[Reading passage]

New West Baby
Rock Around the Clock
By Kelley Moen, 8-28-08
Time keeps on ticking
Symbols have immeasurable power. They can dwarf the message of words in a single blow. Yet they can be small and so efficient that even a high-resolution photograph can’t compete.
The Olympics’ five rings, for example, would take pages to describe (and most recently 40 billion dollars, too!) Superman’s giant S emblazoned on his chest: a symbol that stands alone. The cross: another symbol with magnificent and historic meaning. Symbols infiltrate our lives, just look as you drive (or bike or walk) to work today: a green light, a red hexagon sign at the corner, and if you’re driving again, the yellow flashing indicator next to your gas gage on the dash!
We are surrounded by symbols.
If I were to pick one symbol to represent me, one symbol with the temerity to sum up my life as a new mom, it would be an easy choice: an alarm clock.
It wouldn’t be just any alarm clock. It would be an old-fashioned, toaster-sized, wind-up clock with a big glass face and two very loud Mickey Mouse-ear bells perched on top. If this symbol had a sound, it would be the big second hand’s clap-clap-clap-clap, like a piano teacher’s intimidating metronome.

[/Reading passage]

Exercise instructions:
1. In the New West Baby column, what symbol would the writer choose to sum up life as a new mom?
2. Recast the paragraph of the New West Baby column that begins "The Olympics’ five rings" as a short list that keeps its main facts.
3. Resume the New West Baby column after its final sentence.
The data that come after this have nothing to do with the work here.

[Data shown]

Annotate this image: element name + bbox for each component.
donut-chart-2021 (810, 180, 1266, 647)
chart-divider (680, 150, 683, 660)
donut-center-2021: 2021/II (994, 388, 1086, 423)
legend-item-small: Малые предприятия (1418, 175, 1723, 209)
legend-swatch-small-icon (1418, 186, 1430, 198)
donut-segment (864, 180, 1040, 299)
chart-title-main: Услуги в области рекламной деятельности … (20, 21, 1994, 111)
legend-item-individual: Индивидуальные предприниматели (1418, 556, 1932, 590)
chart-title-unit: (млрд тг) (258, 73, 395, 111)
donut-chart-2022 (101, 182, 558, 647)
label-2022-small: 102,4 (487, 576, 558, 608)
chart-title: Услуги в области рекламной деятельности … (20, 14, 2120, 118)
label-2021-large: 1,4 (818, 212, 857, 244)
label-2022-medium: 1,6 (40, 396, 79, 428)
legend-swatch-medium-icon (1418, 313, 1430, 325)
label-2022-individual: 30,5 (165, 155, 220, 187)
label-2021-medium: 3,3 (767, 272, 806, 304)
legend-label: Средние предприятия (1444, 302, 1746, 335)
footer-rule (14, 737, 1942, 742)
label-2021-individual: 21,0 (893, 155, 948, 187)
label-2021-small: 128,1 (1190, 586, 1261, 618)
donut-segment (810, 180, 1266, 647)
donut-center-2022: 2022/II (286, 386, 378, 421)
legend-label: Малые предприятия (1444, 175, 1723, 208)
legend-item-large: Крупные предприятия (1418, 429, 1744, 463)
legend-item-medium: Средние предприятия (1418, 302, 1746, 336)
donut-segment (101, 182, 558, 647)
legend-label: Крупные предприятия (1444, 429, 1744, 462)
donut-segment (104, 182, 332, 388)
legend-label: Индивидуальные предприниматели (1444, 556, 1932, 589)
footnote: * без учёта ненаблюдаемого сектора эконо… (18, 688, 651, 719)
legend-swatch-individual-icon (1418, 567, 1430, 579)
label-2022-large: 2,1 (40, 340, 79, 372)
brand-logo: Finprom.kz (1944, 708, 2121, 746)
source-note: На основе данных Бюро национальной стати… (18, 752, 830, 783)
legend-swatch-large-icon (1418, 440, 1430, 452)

[/Data shown]

Response list:
1. An old-fashioned, toaster-sized, wind-up alarm clock.

2.
- The Olympics’ five rings would take pages to describe and most recently cost 40 billion dollars.
- Superman’s S on his chest stands alone as a symbol.
- The cross carries magnificent, historic meaning.
- Symbols fill the trip to work: a green light, a red hexagon sign at the corner and a yellow flashing indicator on the dashboard.

3.
Time. As a new parent, I am ruled by it.
We have bedtime, feeding-time, playtime, diaper-time, nap-time, burp-time, story-time, friend-time, daddy-time, even Grammie and Grampie-time. We have quiet-time, active-time, outside-time and alone-time. Every three hours we repeat: feed-time, play-time, sleep-time.
And whoa-is-me if I get the timing wrong!
I am not touting the fact that this alarm clock is my life right now. I’m not super proud of it. Time is a bully in America.
Exactly what is this thing we call “time” anyway?
We use the word so frequently, so sloppily, in our culture. As a noun, it’s a “timeline,” a “time warp,” a “time zone.” We have it in “free time,” “dinnertime,” “bedtime,” and of course “party time!” We own it, as in “my time”, “your time,” and “our time”.
We can tell it, and share it and take it.
We give time abilities that we don’t even posses: time can fly, time can disappear and time will tell.
In fact, there are zillions of famous musicians who write and sing about time.
This washable, reusable, any-size-fits-all term we use and abuse must be exhausted!
When my husband and I attended a parenting class at the local hospital, I was mortified by the new concept of “time” with a baby. Illusions of a slightly altered “non-baby” life, spiced up with the occasional and wonderfully peaceful bouts of baby-holding, were shattered when we did a group activity: to create a “schedule” of what we imagined life to be like with a new baby at home.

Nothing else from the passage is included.